Extracted text
Permanent Representative of Turkey to the World Trade Organization
- In office May 2012 – February 2014

Personal details
- Born: 9 July 1951 (age 74) Prague, Czechoslovak Republic
- Relatives: Stanley Johnson (cousin)

= Selim Kuneralp =

Turkish diplomat

Selim Kuneralp (born 9 July 1951) is a Turkish retired diplomat.

== Early life ==
He is the grandson of Ali Kemal and the son of Zeki Kuneralp. His father Zeki was half-brother of Stanley Johnson's father, making Selim the half-first cousin once removed of former British prime minister Boris Johnson. Kuneralp graduated from Lycée Saint-Joseph, Istanbul in 1969. He graduated from the London School of Economics in 1973.

== Career ==
After various assignments at the Ministry of Foreign Affairs (as an ambassador), he served as the General Directorate for EU Affairs and ambassador in Sweden (2000–2003) and South Korea (2003–2005).

He served as the General Director of Policy Planning in 2006–2007 and as Deputy Undersecretary in charge of Economic Affairs between 2007 and 2009. He served as the Permanent Representative to the European Union from 1 November 2009 to 9 December 2011. He served as President of the Energy Charter Conference beginning in April 2010, and as the Deputy Secretary General of the Energy Charter between 1 December 2014 and 31 July 2016.

Work instructions
Transcribe the Selim Kuneralp biography word for word from "He served as the General Director of" to "31 July 2016.".

Exercise data
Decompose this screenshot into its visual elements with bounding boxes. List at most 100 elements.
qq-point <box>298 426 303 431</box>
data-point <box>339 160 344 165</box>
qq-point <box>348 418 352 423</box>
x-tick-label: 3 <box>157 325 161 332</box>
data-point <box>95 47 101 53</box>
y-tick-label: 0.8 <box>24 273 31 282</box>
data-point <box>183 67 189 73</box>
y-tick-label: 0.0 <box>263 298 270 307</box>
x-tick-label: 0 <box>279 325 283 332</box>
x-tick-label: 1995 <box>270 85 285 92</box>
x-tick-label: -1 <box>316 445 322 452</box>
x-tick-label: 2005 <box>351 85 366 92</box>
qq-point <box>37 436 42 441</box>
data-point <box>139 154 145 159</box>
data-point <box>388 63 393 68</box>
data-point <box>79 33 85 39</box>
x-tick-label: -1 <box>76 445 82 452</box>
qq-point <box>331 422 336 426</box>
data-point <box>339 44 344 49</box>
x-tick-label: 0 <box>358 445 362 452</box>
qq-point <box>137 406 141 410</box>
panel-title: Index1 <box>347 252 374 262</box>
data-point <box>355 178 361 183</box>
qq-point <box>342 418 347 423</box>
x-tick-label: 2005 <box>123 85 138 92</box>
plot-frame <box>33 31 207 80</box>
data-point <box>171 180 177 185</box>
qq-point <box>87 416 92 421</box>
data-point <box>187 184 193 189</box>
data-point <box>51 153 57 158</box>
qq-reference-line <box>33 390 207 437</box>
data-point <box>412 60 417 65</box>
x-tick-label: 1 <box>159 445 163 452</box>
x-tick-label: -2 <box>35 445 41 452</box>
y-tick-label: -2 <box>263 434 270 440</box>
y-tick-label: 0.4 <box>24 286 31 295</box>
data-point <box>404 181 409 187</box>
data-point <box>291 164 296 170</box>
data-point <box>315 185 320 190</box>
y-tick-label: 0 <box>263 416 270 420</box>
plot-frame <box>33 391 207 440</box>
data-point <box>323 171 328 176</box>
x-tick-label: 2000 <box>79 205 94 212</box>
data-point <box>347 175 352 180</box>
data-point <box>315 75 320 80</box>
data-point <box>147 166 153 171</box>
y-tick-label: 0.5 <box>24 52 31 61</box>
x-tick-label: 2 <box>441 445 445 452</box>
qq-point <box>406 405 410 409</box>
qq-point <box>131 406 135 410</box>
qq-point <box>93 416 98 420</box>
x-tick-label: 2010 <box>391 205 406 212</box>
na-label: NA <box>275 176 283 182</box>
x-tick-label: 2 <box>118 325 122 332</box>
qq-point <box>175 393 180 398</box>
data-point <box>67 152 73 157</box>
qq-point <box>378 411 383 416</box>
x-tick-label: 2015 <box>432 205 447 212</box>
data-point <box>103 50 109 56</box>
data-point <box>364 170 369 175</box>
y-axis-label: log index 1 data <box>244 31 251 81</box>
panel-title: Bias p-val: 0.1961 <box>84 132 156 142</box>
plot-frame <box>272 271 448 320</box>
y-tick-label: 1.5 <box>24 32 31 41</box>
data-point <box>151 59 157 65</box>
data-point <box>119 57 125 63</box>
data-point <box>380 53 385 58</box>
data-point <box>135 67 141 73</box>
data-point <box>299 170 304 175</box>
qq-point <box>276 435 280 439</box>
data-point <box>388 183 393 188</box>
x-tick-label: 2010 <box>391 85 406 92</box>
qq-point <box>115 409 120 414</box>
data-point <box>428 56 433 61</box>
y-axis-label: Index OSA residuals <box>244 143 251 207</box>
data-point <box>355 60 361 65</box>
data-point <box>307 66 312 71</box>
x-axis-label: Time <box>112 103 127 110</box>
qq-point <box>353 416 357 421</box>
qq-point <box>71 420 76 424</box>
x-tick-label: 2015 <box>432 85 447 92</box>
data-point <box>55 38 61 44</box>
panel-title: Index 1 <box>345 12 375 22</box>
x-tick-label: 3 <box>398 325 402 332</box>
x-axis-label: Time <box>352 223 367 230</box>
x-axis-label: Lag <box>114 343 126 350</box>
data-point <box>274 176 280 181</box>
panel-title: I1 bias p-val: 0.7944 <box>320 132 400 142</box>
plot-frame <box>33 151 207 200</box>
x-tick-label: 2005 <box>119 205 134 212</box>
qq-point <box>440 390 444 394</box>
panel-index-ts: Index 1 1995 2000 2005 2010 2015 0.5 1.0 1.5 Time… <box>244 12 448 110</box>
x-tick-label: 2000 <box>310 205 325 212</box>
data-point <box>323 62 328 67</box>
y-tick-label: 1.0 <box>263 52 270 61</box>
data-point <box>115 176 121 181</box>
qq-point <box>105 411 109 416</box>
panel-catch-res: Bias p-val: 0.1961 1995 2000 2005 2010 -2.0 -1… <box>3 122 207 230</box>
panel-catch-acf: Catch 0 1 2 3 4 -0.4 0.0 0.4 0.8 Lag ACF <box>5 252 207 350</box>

Your solution
He served as the General Director of Policy Planning in 2006–2007 and as Deputy Undersecretary in charge of Economic Affairs between 2007 and 2009. He served as the Permanent Representative to the European Union from 1 November 2009 to 9 December 2011. He served as President of the Energy Charter Conference beginning in April 2010, and as the Deputy Secretary General of the Energy Charter between 1 December 2014 and 31 July 2016.